*Available data*:
>>>
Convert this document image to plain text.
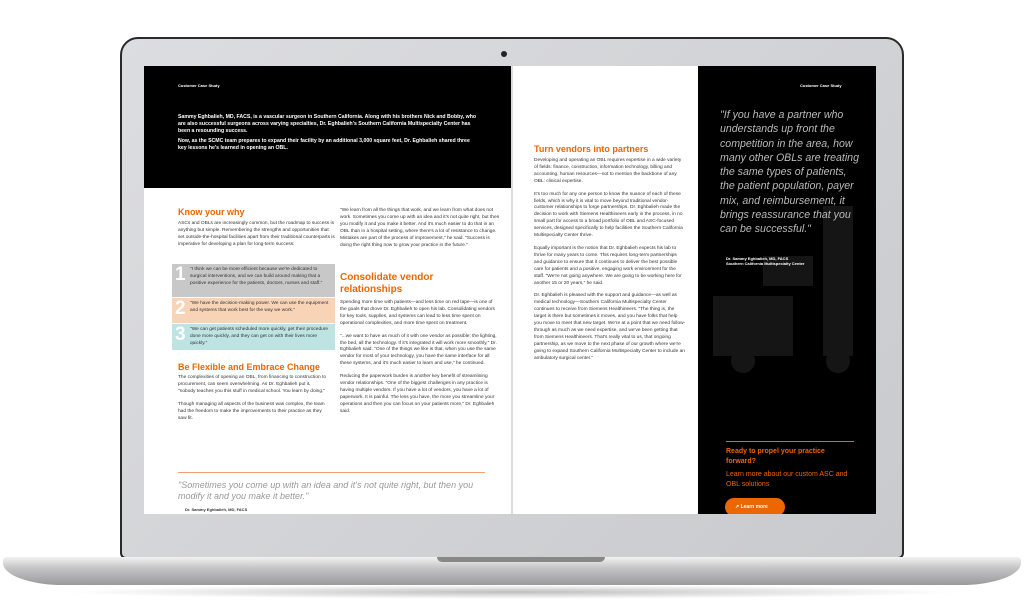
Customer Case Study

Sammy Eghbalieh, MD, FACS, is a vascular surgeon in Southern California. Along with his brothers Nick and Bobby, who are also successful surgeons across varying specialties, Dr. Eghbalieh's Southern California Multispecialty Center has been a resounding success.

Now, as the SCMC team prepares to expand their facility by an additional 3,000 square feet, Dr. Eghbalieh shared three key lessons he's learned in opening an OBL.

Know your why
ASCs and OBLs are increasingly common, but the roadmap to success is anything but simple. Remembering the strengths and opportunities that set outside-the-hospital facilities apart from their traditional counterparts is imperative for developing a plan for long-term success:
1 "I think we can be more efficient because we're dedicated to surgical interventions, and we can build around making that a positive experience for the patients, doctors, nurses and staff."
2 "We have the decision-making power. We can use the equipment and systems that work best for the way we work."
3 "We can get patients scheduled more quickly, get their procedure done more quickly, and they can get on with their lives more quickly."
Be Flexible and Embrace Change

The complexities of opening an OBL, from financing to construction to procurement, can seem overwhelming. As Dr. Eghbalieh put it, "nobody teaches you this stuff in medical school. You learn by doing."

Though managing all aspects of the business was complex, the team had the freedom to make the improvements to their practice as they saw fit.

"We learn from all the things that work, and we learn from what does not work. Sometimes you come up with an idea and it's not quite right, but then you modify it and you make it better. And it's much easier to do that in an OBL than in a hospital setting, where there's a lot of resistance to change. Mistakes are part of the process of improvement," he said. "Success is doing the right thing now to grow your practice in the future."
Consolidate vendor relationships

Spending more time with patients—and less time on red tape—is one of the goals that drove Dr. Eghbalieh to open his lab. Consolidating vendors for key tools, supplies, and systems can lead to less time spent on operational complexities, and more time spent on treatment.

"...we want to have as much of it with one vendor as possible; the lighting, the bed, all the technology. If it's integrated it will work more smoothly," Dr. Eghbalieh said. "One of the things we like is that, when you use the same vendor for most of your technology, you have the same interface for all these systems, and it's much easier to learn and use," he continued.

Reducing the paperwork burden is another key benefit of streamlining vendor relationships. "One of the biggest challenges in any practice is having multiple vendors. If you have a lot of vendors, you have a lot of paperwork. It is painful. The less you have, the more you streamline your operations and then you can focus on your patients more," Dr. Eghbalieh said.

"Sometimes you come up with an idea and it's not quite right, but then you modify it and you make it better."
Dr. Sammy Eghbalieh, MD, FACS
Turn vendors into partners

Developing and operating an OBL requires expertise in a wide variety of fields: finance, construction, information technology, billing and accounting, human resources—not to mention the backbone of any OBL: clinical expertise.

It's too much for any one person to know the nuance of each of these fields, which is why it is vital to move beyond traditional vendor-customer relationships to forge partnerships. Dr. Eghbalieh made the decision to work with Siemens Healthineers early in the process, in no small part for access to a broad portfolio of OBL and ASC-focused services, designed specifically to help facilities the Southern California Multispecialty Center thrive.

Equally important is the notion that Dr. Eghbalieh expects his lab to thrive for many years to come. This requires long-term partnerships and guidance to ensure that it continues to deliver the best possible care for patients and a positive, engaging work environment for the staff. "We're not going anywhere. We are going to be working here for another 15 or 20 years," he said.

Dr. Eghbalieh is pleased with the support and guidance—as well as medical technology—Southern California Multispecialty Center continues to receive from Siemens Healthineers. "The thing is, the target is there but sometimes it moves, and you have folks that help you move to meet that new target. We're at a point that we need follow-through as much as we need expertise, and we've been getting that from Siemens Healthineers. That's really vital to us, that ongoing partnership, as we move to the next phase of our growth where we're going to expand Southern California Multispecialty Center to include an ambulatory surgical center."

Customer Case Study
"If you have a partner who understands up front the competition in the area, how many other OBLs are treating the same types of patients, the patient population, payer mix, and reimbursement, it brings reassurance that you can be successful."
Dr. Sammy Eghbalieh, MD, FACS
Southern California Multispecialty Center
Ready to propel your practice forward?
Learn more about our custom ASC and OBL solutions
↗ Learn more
<<<
>>>
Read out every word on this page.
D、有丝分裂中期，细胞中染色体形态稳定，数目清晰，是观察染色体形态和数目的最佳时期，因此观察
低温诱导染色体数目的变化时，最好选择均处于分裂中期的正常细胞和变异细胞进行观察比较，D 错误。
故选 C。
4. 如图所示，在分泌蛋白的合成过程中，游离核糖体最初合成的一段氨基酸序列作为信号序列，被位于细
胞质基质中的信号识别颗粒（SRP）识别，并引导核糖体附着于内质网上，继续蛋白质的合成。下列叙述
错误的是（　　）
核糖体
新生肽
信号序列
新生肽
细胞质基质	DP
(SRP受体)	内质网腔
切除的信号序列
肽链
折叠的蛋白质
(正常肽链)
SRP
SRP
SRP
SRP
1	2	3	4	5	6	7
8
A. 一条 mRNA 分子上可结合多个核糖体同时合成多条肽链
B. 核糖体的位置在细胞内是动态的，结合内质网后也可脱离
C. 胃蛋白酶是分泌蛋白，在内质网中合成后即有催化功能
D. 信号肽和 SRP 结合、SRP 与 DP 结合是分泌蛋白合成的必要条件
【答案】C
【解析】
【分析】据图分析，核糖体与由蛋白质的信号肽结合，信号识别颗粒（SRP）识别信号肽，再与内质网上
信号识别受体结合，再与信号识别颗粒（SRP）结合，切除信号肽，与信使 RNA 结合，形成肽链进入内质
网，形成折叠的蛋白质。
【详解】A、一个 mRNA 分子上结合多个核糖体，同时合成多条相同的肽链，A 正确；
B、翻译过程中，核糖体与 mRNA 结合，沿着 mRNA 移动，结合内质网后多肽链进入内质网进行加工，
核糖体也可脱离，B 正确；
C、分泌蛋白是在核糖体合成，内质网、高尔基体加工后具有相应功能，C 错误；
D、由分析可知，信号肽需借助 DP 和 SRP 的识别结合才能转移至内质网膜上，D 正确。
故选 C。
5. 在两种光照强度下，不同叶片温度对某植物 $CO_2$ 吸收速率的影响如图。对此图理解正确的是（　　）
<<<
>>>
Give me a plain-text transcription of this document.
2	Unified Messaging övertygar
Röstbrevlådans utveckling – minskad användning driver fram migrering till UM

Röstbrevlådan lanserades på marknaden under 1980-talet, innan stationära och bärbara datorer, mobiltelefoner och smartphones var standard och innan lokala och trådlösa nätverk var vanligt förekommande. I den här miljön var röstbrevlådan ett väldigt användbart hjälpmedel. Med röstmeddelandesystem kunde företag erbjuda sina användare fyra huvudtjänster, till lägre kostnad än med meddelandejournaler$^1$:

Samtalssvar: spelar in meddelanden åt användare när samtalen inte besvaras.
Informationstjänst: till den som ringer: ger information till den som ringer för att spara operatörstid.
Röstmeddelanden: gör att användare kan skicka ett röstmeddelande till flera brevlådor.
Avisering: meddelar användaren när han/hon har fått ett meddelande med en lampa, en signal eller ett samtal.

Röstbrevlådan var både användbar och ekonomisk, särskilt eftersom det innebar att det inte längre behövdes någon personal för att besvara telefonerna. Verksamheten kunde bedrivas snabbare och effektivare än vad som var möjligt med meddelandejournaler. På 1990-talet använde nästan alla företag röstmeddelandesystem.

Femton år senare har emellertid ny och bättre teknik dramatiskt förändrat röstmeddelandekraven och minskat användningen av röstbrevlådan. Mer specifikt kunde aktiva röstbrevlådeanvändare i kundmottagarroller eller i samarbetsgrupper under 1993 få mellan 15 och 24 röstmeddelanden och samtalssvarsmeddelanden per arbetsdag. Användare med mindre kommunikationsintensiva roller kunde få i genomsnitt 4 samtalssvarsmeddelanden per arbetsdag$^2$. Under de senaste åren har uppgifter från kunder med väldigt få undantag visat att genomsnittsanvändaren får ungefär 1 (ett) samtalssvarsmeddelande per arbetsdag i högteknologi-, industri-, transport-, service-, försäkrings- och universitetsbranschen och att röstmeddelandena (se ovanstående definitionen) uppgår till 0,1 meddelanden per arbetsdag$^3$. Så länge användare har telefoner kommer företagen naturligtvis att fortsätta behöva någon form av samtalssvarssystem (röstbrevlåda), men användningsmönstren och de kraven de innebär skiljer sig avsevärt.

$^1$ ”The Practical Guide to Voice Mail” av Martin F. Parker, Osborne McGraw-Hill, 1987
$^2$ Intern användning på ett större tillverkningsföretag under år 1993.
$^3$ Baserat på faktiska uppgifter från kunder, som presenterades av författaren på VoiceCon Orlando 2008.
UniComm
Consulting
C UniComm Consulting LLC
<<<
*Work task*:
Find the lines in the entries above where "better" occurs, and copy each of them.

*Written response*:
"We learn from all the things that work, and we learn from what does not work. Sometimes you come up with an idea and it's not quite right, but then you modify it and you make it better. And it's much easier to do that in an OBL than in a hospital setting, where there's a lot of resistance to change. Mistakes are part of the process of improvement," he said. "Success is doing the right thing now to grow your practice in the future."
"Sometimes you come up with an idea and it's not quite right, but then you modify it and you make it better."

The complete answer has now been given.